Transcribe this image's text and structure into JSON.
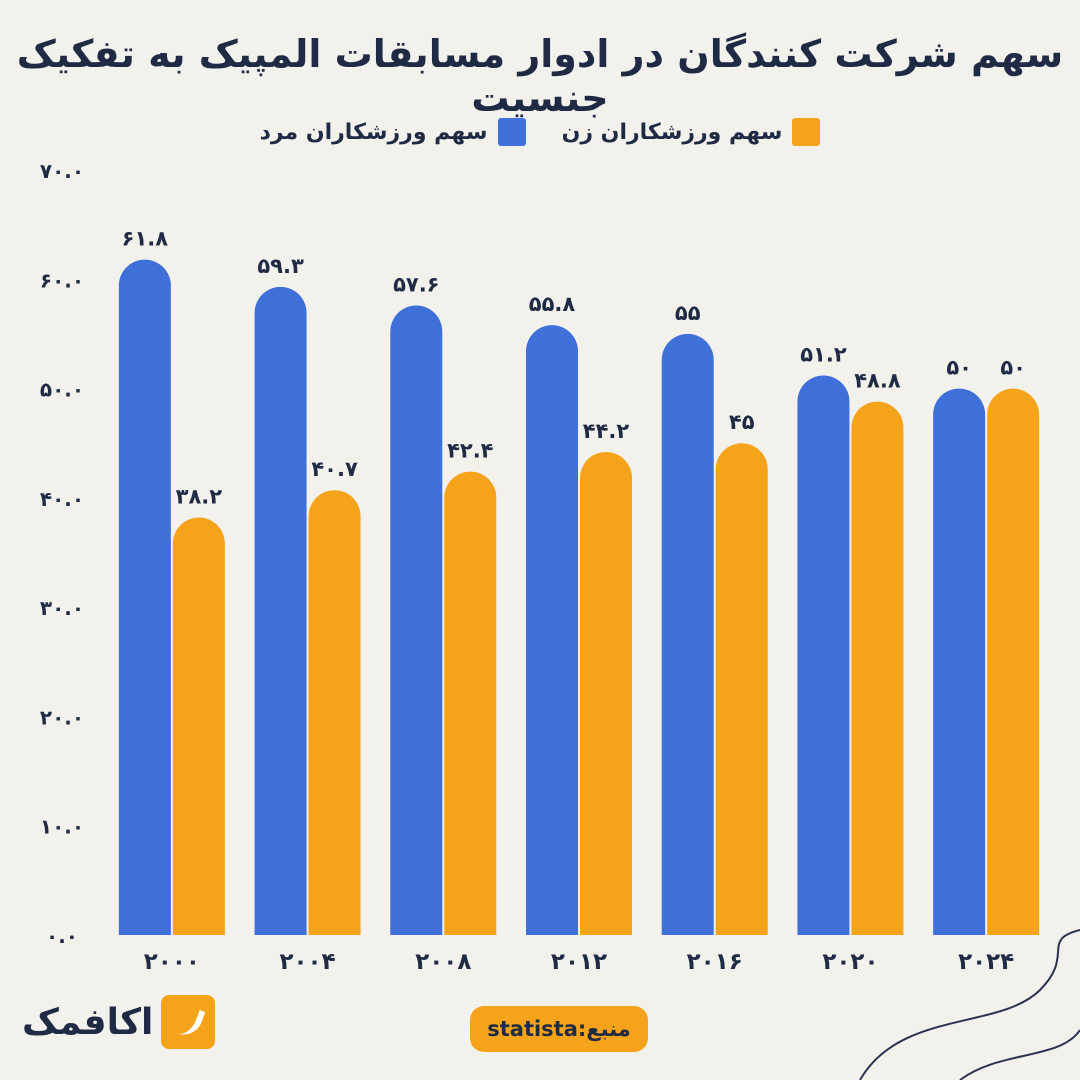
{
  "title": "سهم شرکت کنندگان در ادوار مسابقات المپیک به تفکیک جنسیت",
  "source_label": "منبع:statista",
  "logo_text": "اکافمک",
  "colors": {
    "male": "#3f6fd8",
    "female": "#f5a31a"
  },
  "chart_data": {
    "type": "bar",
    "categories": [
      "۲۰۰۰",
      "۲۰۰۴",
      "۲۰۰۸",
      "۲۰۱۲",
      "۲۰۱۶",
      "۲۰۲۰",
      "۲۰۲۴"
    ],
    "series": [
      {
        "name": "سهم ورزشکاران مرد",
        "values": [
          61.8,
          59.3,
          57.6,
          55.8,
          55,
          51.2,
          50
        ],
        "labels": [
          "۶۱.۸",
          "۵۹.۳",
          "۵۷.۶",
          "۵۵.۸",
          "۵۵",
          "۵۱.۲",
          "۵۰"
        ]
      },
      {
        "name": "سهم ورزشکاران زن",
        "values": [
          38.2,
          40.7,
          42.4,
          44.2,
          45,
          48.8,
          50
        ],
        "labels": [
          "۳۸.۲",
          "۴۰.۷",
          "۴۲.۴",
          "۴۴.۲",
          "۴۵",
          "۴۸.۸",
          "۵۰"
        ]
      }
    ],
    "ylim": [
      0,
      70
    ],
    "yticks": [
      0,
      10,
      20,
      30,
      40,
      50,
      60,
      70
    ],
    "ytick_labels": [
      "۰.۰",
      "۱۰.۰",
      "۲۰.۰",
      "۳۰.۰",
      "۴۰.۰",
      "۵۰.۰",
      "۶۰.۰",
      "۷۰.۰"
    ],
    "legend_position": "top-center",
    "grid": false
  }
}
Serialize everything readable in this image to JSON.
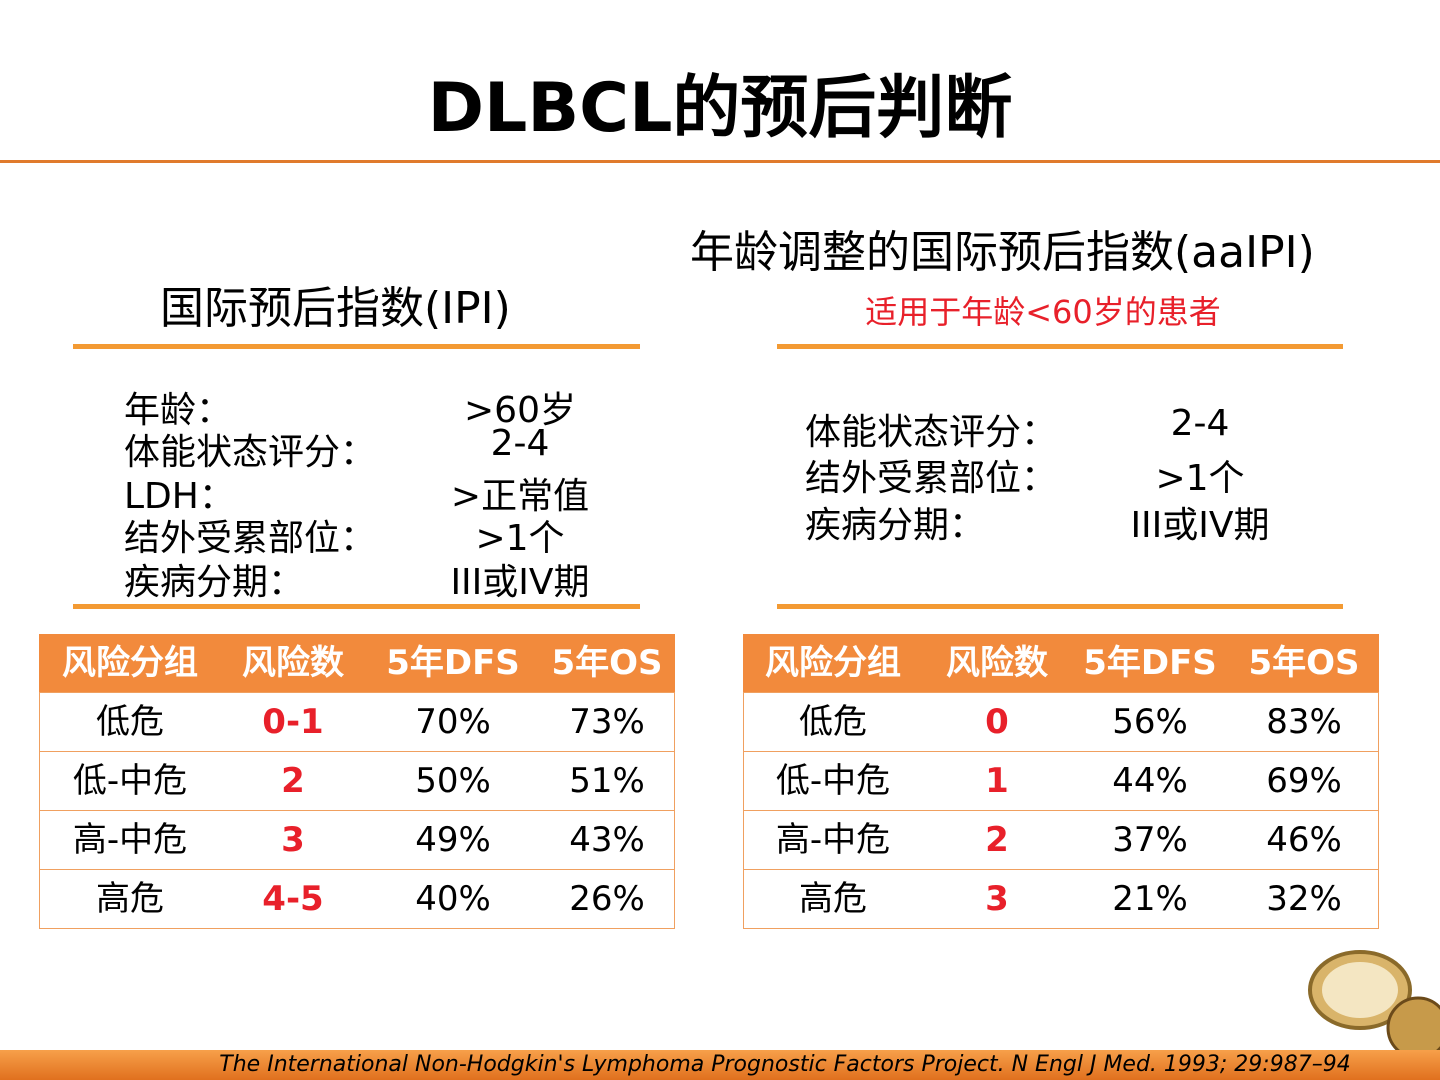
{
  "title": "DLBCL的预后判断",
  "left": {
    "heading": "国际预后指数(IPI)",
    "criteria": [
      {
        "label": "年龄：",
        "value": ">60岁"
      },
      {
        "label": "体能状态评分：",
        "value": "2-4"
      },
      {
        "label": "LDH：",
        "value": ">正常值"
      },
      {
        "label": "结外受累部位：",
        "value": ">1个"
      },
      {
        "label": "疾病分期：",
        "value": "III或IV期"
      }
    ],
    "table": {
      "header": [
        "风险分组",
        "风险数",
        "5年DFS",
        "5年OS"
      ],
      "rows": [
        [
          "低危",
          "0-1",
          "70%",
          "73%"
        ],
        [
          "低-中危",
          "2",
          "50%",
          "51%"
        ],
        [
          "高-中危",
          "3",
          "49%",
          "43%"
        ],
        [
          "高危",
          "4-5",
          "40%",
          "26%"
        ]
      ]
    }
  },
  "right": {
    "heading": "年龄调整的国际预后指数(aaIPI)",
    "subtitle": "适用于年龄<60岁的患者",
    "criteria": [
      {
        "label": "体能状态评分：",
        "value": "2-4"
      },
      {
        "label": "结外受累部位：",
        "value": ">1个"
      },
      {
        "label": "疾病分期：",
        "value": "III或IV期"
      }
    ],
    "table": {
      "header": [
        "风险分组",
        "风险数",
        "5年DFS",
        "5年OS"
      ],
      "rows": [
        [
          "低危",
          "0",
          "56%",
          "83%"
        ],
        [
          "低-中危",
          "1",
          "44%",
          "69%"
        ],
        [
          "高-中危",
          "2",
          "37%",
          "46%"
        ],
        [
          "高危",
          "3",
          "21%",
          "32%"
        ]
      ]
    }
  },
  "footer": "The International Non-Hodgkin's Lymphoma Prognostic Factors Project. N Engl J Med. 1993; 29:987–94"
}
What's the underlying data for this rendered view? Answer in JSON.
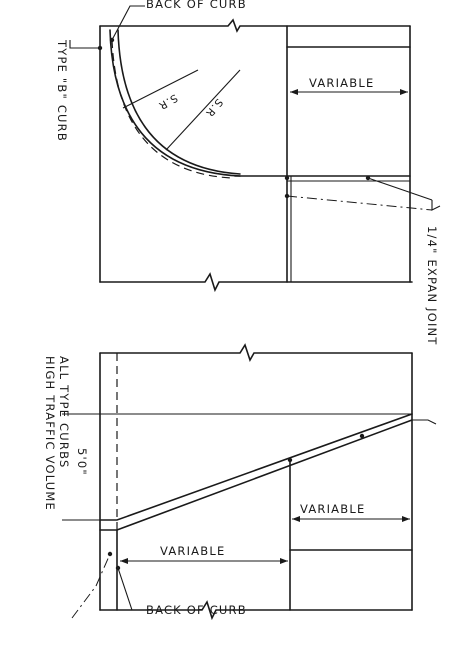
{
  "labels": {
    "back_of_curb_top": "BACK OF CURB",
    "type_b_curb": "TYPE \"B\" CURB",
    "radius_inner": "S.R",
    "radius_outer": "S.R",
    "variable_top": "VARIABLE",
    "expansion_joint": "1/4\" EXPAN JOINT",
    "all_type_curbs": "ALL TYPE CURBS",
    "high_traffic_volume": "HIGH TRAFFIC VOLUME",
    "dimension_5ft": "5'0\"",
    "variable_right": "VARIABLE",
    "variable_bottom": "VARIABLE",
    "back_of_curb_bottom": "BACK OF CURB"
  }
}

_ _ _

# [WHAT IS REQUIRED]
Print the entries above exactly, taking out only the pictures.

# [RESULT BELOW]
Transcribe this image's text and structure into JSON.
{
  "title": "سهم شرکت کنندگان در ادوار مسابقات المپیک به تفکیک جنسیت",
  "source_label": "منبع:statista",
  "logo_text": "اکافمک",
  "colors": {
    "male": "#3f6fd8",
    "female": "#f5a31a"
  },
  "chart_data": {
    "type": "bar",
    "categories": [
      "۲۰۰۰",
      "۲۰۰۴",
      "۲۰۰۸",
      "۲۰۱۲",
      "۲۰۱۶",
      "۲۰۲۰",
      "۲۰۲۴"
    ],
    "series": [
      {
        "name": "سهم ورزشکاران مرد",
        "values": [
          61.8,
          59.3,
          57.6,
          55.8,
          55,
          51.2,
          50
        ],
        "labels": [
          "۶۱.۸",
          "۵۹.۳",
          "۵۷.۶",
          "۵۵.۸",
          "۵۵",
          "۵۱.۲",
          "۵۰"
        ]
      },
      {
        "name": "سهم ورزشکاران زن",
        "values": [
          38.2,
          40.7,
          42.4,
          44.2,
          45,
          48.8,
          50
        ],
        "labels": [
          "۳۸.۲",
          "۴۰.۷",
          "۴۲.۴",
          "۴۴.۲",
          "۴۵",
          "۴۸.۸",
          "۵۰"
        ]
      }
    ],
    "ylim": [
      0,
      70
    ],
    "yticks": [
      0,
      10,
      20,
      30,
      40,
      50,
      60,
      70
    ],
    "ytick_labels": [
      "۰.۰",
      "۱۰.۰",
      "۲۰.۰",
      "۳۰.۰",
      "۴۰.۰",
      "۵۰.۰",
      "۶۰.۰",
      "۷۰.۰"
    ],
    "legend_position": "top-center",
    "grid": false
  }
}
Serialize everything readable in this image to JSON.
{
  "title": "DLBCL的预后判断",
  "left": {
    "heading": "国际预后指数(IPI)",
    "criteria": [
      {
        "label": "年龄：",
        "value": ">60岁"
      },
      {
        "label": "体能状态评分：",
        "value": "2-4"
      },
      {
        "label": "LDH：",
        "value": ">正常值"
      },
      {
        "label": "结外受累部位：",
        "value": ">1个"
      },
      {
        "label": "疾病分期：",
        "value": "III或IV期"
      }
    ],
    "table": {
      "header": [
        "风险分组",
        "风险数",
        "5年DFS",
        "5年OS"
      ],
      "rows": [
        [
          "低危",
          "0-1",
          "70%",
          "73%"
        ],
        [
          "低-中危",
          "2",
          "50%",
          "51%"
        ],
        [
          "高-中危",
          "3",
          "49%",
          "43%"
        ],
        [
          "高危",
          "4-5",
          "40%",
          "26%"
        ]
      ]
    }
  },
  "right": {
    "heading": "年龄调整的国际预后指数(aaIPI)",
    "subtitle": "适用于年龄<60岁的患者",
    "criteria": [
      {
        "label": "体能状态评分：",
        "value": "2-4"
      },
      {
        "label": "结外受累部位：",
        "value": ">1个"
      },
      {
        "label": "疾病分期：",
        "value": "III或IV期"
      }
    ],
    "table": {
      "header": [
        "风险分组",
        "风险数",
        "5年DFS",
        "5年OS"
      ],
      "rows": [
        [
          "低危",
          "0",
          "56%",
          "83%"
        ],
        [
          "低-中危",
          "1",
          "44%",
          "69%"
        ],
        [
          "高-中危",
          "2",
          "37%",
          "46%"
        ],
        [
          "高危",
          "3",
          "21%",
          "32%"
        ]
      ]
    }
  },
  "footer": "The International Non-Hodgkin's Lymphoma Prognostic Factors Project. N Engl J Med. 1993; 29:987–94"
}
What's the underlying data for this rendered view? Answer in JSON.
{
  "labels": {
    "back_of_curb_top": "BACK OF CURB",
    "type_b_curb": "TYPE \"B\" CURB",
    "radius_inner": "S.R",
    "radius_outer": "S.R",
    "variable_top": "VARIABLE",
    "expansion_joint": "1/4\" EXPAN JOINT",
    "all_type_curbs": "ALL TYPE CURBS",
    "high_traffic_volume": "HIGH TRAFFIC VOLUME",
    "dimension_5ft": "5'0\"",
    "variable_right": "VARIABLE",
    "variable_bottom": "VARIABLE",
    "back_of_curb_bottom": "BACK OF CURB"
  }
}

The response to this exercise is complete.